Quote all of the data that follows exactly as written, skipping the images.

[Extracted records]
>> start
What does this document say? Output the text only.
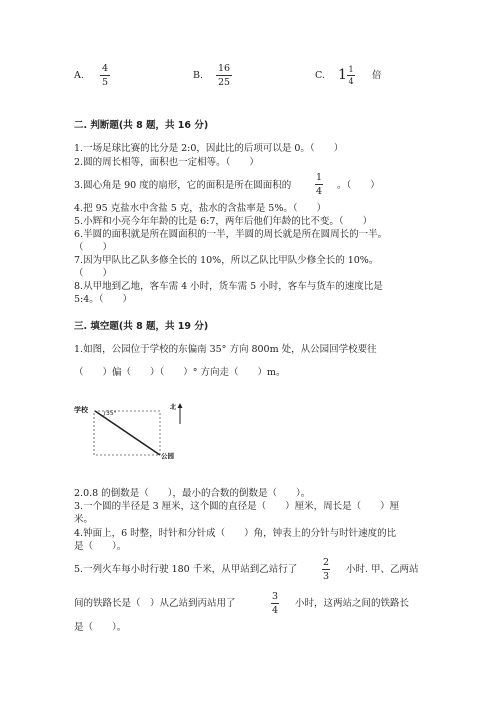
A.
4
5
B.
16
25
C. 1 1
4
倍
二. 判断题(共 8 题，共 16 分)
1.一场足球比赛的比分是 2:0，因此比的后项可以是 0。（　　）
2.圆的周长相等，面积也一定相等。（　　）
3.圆心角是 90 度的扇形，它的面积是所在圆面积的
1
4
。（　　）
4.把 95 克盐水中含盐 5 克，盐水的含盐率是 5%。（　　）
5.小辉和小亮今年年龄的比是 6:7，两年后他们年龄的比不变。（　　）
6.半圆的面积就是所在圆面积的一半，半圆的周长就是所在圆周长的一半。
（　　）
7.因为甲队比乙队多修全长的 10%，所以乙队比甲队少修全长的 10%。
（　　）
8.从甲地到乙地，客车需 4 小时，货车需 5 小时，客车与货车的速度比是
5:4。（　　）
三. 填空题(共 8 题，共 19 分)
1.如图，公园位于学校的东偏南 35° 方向 800m 处，从公园回学校要往
（　　）偏（　　）（　　）° 方向走（　　）m。
学校	35°
北
公园
2.0.8 的倒数是（　　），最小的合数的倒数是（　　）。
3.一个圆的半径是 3 厘米，这个圆的直径是（　　）厘米，周长是（　　）厘
米。
4.钟面上，6 时整，时针和分针成（　　）角，钟表上的分针与时针速度的比
是（　　）。
5.一列火车每小时行驶 180 千米，从甲站到乙站行了
2
3
小时. 甲、乙两站
间的铁路长是（　）从乙站到丙站用了
3
4
小时，这两站之间的铁路长
是（　　）。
>> end
(TASK SOLUTION):
What does this document say? Output the text only.
A.
4
5
B.
16
25
C. 1 1
4
倍
二. 判断题(共 8 题，共 16 分)
1.一场足球比赛的比分是 2:0，因此比的后项可以是 0。（　　）
2.圆的周长相等，面积也一定相等。（　　）
3.圆心角是 90 度的扇形，它的面积是所在圆面积的
1
4
。（　　）
4.把 95 克盐水中含盐 5 克，盐水的含盐率是 5%。（　　）
5.小辉和小亮今年年龄的比是 6:7，两年后他们年龄的比不变。（　　）
6.半圆的面积就是所在圆面积的一半，半圆的周长就是所在圆周长的一半。
（　　）
7.因为甲队比乙队多修全长的 10%，所以乙队比甲队少修全长的 10%。
（　　）
8.从甲地到乙地，客车需 4 小时，货车需 5 小时，客车与货车的速度比是
5:4。（　　）
三. 填空题(共 8 题，共 19 分)
1.如图，公园位于学校的东偏南 35° 方向 800m 处，从公园回学校要往
（　　）偏（　　）（　　）° 方向走（　　）m。
学校	35°
北
公园
2.0.8 的倒数是（　　），最小的合数的倒数是（　　）。
3.一个圆的半径是 3 厘米，这个圆的直径是（　　）厘米，周长是（　　）厘
米。
4.钟面上，6 时整，时针和分针成（　　）角，钟表上的分针与时针速度的比
是（　　）。
5.一列火车每小时行驶 180 千米，从甲站到乙站行了
2
3
小时. 甲、乙两站
间的铁路长是（　）从乙站到丙站用了
3
4
小时，这两站之间的铁路长
是（　　）。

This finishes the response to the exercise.